- **WHAT THE EXERCISE ASKS**: Every entry below must be repeated exactly; skip the pictures.

- **MATERIAL FOR THE TASK**:
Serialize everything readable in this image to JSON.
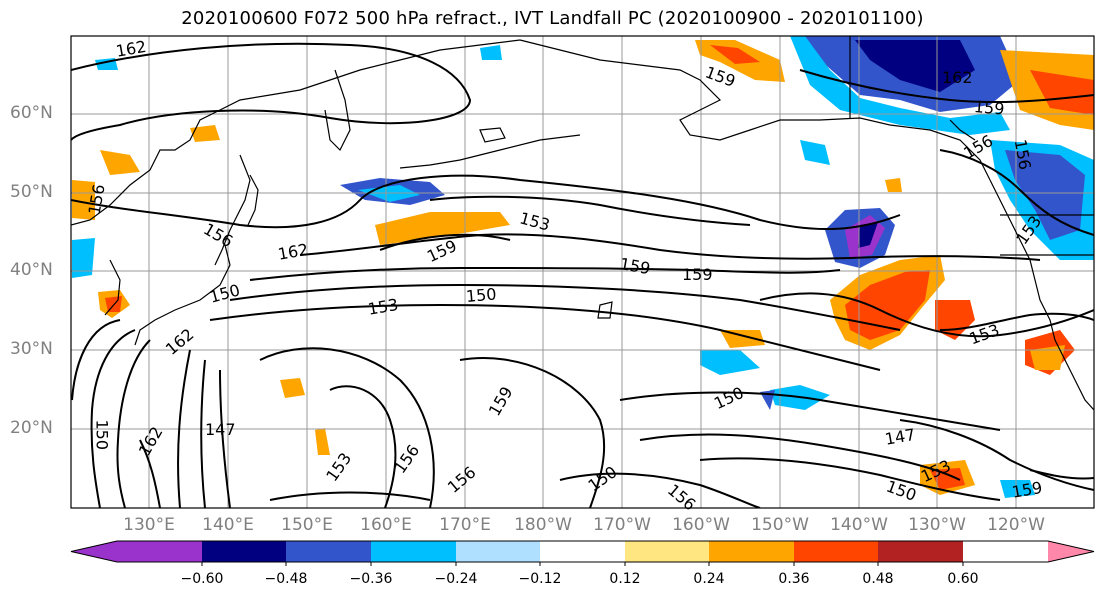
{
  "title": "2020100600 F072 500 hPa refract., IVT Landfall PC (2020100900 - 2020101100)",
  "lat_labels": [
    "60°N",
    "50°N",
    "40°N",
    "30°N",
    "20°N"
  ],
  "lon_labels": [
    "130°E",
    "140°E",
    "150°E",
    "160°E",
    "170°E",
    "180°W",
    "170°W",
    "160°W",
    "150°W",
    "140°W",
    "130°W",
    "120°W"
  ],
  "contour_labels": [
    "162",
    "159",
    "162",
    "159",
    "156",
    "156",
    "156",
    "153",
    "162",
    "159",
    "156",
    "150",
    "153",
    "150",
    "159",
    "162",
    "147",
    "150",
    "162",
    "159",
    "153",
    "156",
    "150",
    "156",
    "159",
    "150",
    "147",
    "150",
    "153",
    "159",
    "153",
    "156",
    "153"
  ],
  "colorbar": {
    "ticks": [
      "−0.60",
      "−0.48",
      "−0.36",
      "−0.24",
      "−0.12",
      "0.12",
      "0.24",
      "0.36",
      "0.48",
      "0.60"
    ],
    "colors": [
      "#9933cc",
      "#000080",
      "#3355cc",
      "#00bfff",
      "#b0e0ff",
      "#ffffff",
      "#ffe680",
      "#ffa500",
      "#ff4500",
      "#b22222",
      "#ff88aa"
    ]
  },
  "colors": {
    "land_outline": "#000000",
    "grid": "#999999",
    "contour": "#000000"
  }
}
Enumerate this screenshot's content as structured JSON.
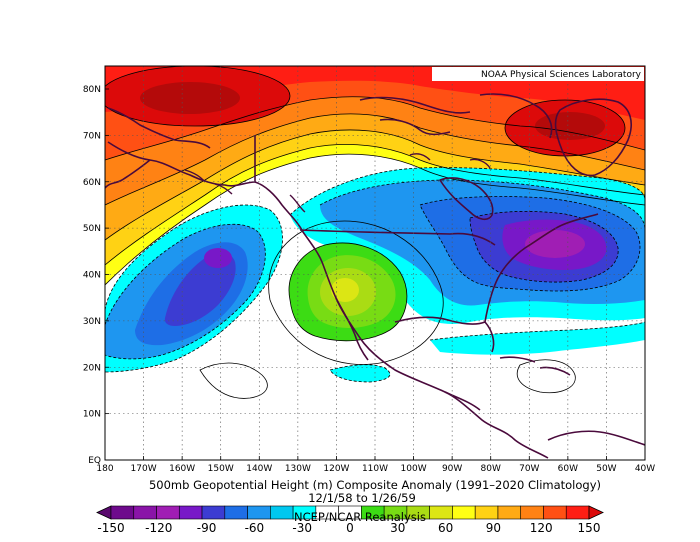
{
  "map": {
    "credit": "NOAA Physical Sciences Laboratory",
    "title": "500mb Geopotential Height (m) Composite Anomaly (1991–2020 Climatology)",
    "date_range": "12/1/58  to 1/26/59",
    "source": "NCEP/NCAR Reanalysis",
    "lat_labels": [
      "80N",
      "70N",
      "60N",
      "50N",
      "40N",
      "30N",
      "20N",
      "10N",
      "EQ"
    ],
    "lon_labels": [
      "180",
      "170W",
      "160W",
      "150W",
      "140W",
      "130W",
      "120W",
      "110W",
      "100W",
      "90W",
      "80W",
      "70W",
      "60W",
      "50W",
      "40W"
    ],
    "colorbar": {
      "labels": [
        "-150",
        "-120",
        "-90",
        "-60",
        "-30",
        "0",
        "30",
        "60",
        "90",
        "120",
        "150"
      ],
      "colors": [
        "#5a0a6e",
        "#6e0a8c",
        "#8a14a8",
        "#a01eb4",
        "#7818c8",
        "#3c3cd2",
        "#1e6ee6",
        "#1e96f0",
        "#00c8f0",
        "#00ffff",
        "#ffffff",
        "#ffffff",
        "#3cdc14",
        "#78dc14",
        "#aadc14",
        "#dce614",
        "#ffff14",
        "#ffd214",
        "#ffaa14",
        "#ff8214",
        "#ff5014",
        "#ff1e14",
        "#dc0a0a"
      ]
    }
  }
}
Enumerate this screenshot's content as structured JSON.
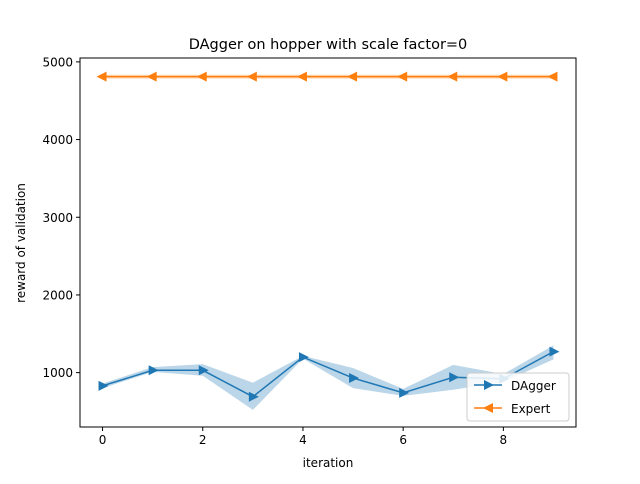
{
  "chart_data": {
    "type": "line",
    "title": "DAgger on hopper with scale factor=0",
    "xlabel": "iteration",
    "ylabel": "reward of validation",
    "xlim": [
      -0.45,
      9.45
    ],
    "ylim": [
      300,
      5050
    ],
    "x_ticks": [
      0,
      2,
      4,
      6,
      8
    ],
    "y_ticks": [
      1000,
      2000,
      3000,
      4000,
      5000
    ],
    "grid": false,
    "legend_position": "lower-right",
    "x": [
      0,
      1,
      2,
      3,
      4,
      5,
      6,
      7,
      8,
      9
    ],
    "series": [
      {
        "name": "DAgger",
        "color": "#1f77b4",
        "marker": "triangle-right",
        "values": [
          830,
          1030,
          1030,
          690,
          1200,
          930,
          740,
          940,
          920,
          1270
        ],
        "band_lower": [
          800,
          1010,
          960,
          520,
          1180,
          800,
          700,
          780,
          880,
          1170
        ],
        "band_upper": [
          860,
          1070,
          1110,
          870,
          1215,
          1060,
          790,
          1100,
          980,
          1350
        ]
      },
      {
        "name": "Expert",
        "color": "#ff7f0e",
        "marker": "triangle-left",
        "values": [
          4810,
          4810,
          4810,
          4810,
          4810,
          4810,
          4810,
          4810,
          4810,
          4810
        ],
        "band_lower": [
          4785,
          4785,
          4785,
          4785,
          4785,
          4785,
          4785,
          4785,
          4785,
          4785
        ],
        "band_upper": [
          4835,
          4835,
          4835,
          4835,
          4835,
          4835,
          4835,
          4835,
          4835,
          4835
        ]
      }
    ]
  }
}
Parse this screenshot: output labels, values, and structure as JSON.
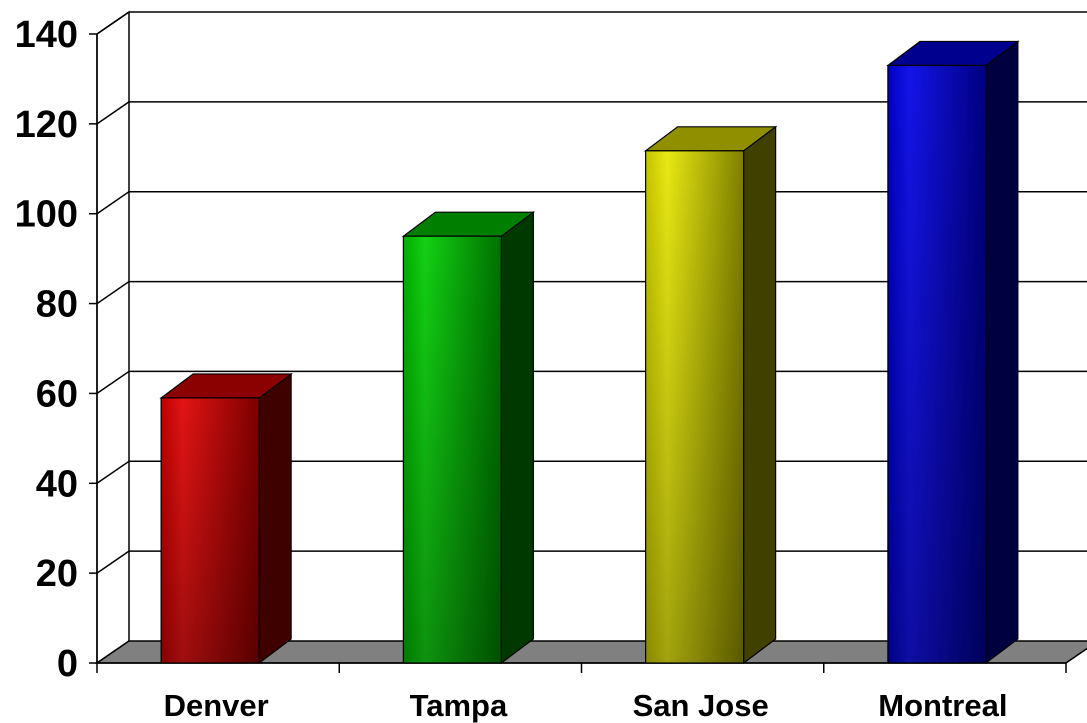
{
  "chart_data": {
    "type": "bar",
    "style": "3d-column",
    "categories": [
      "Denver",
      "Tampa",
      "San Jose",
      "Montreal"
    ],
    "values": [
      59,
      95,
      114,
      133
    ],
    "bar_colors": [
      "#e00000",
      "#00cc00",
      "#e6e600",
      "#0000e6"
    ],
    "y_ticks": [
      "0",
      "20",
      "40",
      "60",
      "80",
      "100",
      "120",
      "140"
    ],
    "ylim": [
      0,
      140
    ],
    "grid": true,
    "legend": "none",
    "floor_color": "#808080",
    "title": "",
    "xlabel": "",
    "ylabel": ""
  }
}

- **WRITTEN SOLUTION**:
Serialize everything readable in this image to JSON.
{
  "title": "2020100600 F072 500 hPa refract., IVT Landfall PC (2020100900 - 2020101100)",
  "lat_labels": [
    "60°N",
    "50°N",
    "40°N",
    "30°N",
    "20°N"
  ],
  "lon_labels": [
    "130°E",
    "140°E",
    "150°E",
    "160°E",
    "170°E",
    "180°W",
    "170°W",
    "160°W",
    "150°W",
    "140°W",
    "130°W",
    "120°W"
  ],
  "contour_labels": [
    "162",
    "159",
    "162",
    "159",
    "156",
    "156",
    "156",
    "153",
    "162",
    "159",
    "156",
    "150",
    "153",
    "150",
    "159",
    "162",
    "147",
    "150",
    "162",
    "159",
    "153",
    "156",
    "150",
    "156",
    "159",
    "150",
    "147",
    "150",
    "153",
    "159",
    "153",
    "156",
    "153"
  ],
  "colorbar": {
    "ticks": [
      "−0.60",
      "−0.48",
      "−0.36",
      "−0.24",
      "−0.12",
      "0.12",
      "0.24",
      "0.36",
      "0.48",
      "0.60"
    ],
    "colors": [
      "#9933cc",
      "#000080",
      "#3355cc",
      "#00bfff",
      "#b0e0ff",
      "#ffffff",
      "#ffe680",
      "#ffa500",
      "#ff4500",
      "#b22222",
      "#ff88aa"
    ]
  },
  "colors": {
    "land_outline": "#000000",
    "grid": "#999999",
    "contour": "#000000"
  }
}
Enumerate this screenshot's content as structured JSON.
{
  "map": {
    "credit": "NOAA Physical Sciences Laboratory",
    "title": "500mb Geopotential Height (m) Composite Anomaly (1991–2020 Climatology)",
    "date_range": "12/1/58  to 1/26/59",
    "source": "NCEP/NCAR Reanalysis",
    "lat_labels": [
      "80N",
      "70N",
      "60N",
      "50N",
      "40N",
      "30N",
      "20N",
      "10N",
      "EQ"
    ],
    "lon_labels": [
      "180",
      "170W",
      "160W",
      "150W",
      "140W",
      "130W",
      "120W",
      "110W",
      "100W",
      "90W",
      "80W",
      "70W",
      "60W",
      "50W",
      "40W"
    ],
    "colorbar": {
      "labels": [
        "-150",
        "-120",
        "-90",
        "-60",
        "-30",
        "0",
        "30",
        "60",
        "90",
        "120",
        "150"
      ],
      "colors": [
        "#5a0a6e",
        "#6e0a8c",
        "#8a14a8",
        "#a01eb4",
        "#7818c8",
        "#3c3cd2",
        "#1e6ee6",
        "#1e96f0",
        "#00c8f0",
        "#00ffff",
        "#ffffff",
        "#ffffff",
        "#3cdc14",
        "#78dc14",
        "#aadc14",
        "#dce614",
        "#ffff14",
        "#ffd214",
        "#ffaa14",
        "#ff8214",
        "#ff5014",
        "#ff1e14",
        "#dc0a0a"
      ]
    }
  }
}
Enumerate this screenshot's content as structured JSON.
{
  "chart_data": {
    "type": "line",
    "title": "DAgger on hopper with scale factor=0",
    "xlabel": "iteration",
    "ylabel": "reward of validation",
    "xlim": [
      -0.45,
      9.45
    ],
    "ylim": [
      300,
      5050
    ],
    "x_ticks": [
      0,
      2,
      4,
      6,
      8
    ],
    "y_ticks": [
      1000,
      2000,
      3000,
      4000,
      5000
    ],
    "grid": false,
    "legend_position": "lower-right",
    "x": [
      0,
      1,
      2,
      3,
      4,
      5,
      6,
      7,
      8,
      9
    ],
    "series": [
      {
        "name": "DAgger",
        "color": "#1f77b4",
        "marker": "triangle-right",
        "values": [
          830,
          1030,
          1030,
          690,
          1200,
          930,
          740,
          940,
          920,
          1270
        ],
        "band_lower": [
          800,
          1010,
          960,
          520,
          1180,
          800,
          700,
          780,
          880,
          1170
        ],
        "band_upper": [
          860,
          1070,
          1110,
          870,
          1215,
          1060,
          790,
          1100,
          980,
          1350
        ]
      },
      {
        "name": "Expert",
        "color": "#ff7f0e",
        "marker": "triangle-left",
        "values": [
          4810,
          4810,
          4810,
          4810,
          4810,
          4810,
          4810,
          4810,
          4810,
          4810
        ],
        "band_lower": [
          4785,
          4785,
          4785,
          4785,
          4785,
          4785,
          4785,
          4785,
          4785,
          4785
        ],
        "band_upper": [
          4835,
          4835,
          4835,
          4835,
          4835,
          4835,
          4835,
          4835,
          4835,
          4835
        ]
      }
    ]
  }
}
Parse this screenshot: output labels, values, and structure as JSON.
{
  "chart_data": {
    "type": "bar",
    "style": "3d-column",
    "categories": [
      "Denver",
      "Tampa",
      "San Jose",
      "Montreal"
    ],
    "values": [
      59,
      95,
      114,
      133
    ],
    "bar_colors": [
      "#e00000",
      "#00cc00",
      "#e6e600",
      "#0000e6"
    ],
    "y_ticks": [
      "0",
      "20",
      "40",
      "60",
      "80",
      "100",
      "120",
      "140"
    ],
    "ylim": [
      0,
      140
    ],
    "grid": true,
    "legend": "none",
    "floor_color": "#808080",
    "title": "",
    "xlabel": "",
    "ylabel": ""
  }
}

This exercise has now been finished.